(Rows from a figure dataset)
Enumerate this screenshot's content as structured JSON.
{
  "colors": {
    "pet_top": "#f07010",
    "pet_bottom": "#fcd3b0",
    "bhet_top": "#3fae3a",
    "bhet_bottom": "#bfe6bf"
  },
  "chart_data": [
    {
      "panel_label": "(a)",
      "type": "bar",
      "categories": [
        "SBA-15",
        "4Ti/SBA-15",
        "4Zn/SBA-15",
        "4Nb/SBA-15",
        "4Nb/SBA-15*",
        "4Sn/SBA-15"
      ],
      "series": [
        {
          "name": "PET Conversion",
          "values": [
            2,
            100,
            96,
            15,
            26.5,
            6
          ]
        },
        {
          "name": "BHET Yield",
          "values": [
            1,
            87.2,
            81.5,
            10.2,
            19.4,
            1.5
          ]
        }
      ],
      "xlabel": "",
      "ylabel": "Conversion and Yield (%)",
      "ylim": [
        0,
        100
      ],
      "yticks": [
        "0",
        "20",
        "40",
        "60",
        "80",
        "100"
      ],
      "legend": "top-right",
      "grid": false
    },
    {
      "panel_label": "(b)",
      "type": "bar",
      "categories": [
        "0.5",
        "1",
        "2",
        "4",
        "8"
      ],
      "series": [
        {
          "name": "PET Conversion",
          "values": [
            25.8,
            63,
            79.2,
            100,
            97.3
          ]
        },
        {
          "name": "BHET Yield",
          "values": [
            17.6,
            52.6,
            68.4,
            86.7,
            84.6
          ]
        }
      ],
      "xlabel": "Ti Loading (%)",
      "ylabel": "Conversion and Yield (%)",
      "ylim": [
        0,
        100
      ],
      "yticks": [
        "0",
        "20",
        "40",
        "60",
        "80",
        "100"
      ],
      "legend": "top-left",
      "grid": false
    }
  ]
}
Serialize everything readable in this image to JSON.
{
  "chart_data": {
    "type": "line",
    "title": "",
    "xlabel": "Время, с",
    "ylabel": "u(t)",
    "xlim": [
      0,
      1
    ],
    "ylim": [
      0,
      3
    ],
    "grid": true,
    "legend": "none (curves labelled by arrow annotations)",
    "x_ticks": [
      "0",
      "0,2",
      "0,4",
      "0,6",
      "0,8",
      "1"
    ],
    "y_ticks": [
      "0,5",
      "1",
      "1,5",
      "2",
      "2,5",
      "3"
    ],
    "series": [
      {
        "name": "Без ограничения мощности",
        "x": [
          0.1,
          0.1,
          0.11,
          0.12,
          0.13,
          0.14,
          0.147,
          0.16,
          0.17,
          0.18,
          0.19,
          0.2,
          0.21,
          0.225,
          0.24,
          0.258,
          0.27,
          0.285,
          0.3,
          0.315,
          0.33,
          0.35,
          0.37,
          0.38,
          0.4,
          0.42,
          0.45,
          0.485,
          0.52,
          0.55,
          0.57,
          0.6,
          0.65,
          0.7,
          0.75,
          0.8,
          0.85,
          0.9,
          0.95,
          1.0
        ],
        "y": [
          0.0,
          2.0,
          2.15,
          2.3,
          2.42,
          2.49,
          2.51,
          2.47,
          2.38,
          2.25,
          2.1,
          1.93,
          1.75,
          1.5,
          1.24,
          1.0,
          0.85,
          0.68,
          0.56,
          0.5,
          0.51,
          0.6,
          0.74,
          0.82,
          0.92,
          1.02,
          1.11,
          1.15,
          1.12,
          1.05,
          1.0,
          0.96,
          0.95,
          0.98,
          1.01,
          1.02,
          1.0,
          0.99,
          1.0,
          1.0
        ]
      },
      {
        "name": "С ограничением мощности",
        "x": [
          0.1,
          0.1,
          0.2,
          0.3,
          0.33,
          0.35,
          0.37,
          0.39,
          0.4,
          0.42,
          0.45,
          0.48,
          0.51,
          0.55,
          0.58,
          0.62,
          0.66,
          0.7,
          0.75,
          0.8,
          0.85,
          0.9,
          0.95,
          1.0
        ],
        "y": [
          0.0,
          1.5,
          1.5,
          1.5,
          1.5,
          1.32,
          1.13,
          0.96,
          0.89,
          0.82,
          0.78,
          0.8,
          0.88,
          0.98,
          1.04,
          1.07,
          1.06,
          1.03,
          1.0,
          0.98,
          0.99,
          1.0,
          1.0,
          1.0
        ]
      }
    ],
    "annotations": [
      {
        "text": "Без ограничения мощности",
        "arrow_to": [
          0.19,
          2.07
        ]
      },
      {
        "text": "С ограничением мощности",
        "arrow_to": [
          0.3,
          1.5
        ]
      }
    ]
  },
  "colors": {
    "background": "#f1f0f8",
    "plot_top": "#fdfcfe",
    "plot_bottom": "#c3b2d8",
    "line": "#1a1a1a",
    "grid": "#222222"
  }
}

> [What the task requires]:
Identify lines with the string "annotations". Copy each one.

> [Solution to this task]:
    "legend": "none (curves labelled by arrow annotations)",
    "annotations": [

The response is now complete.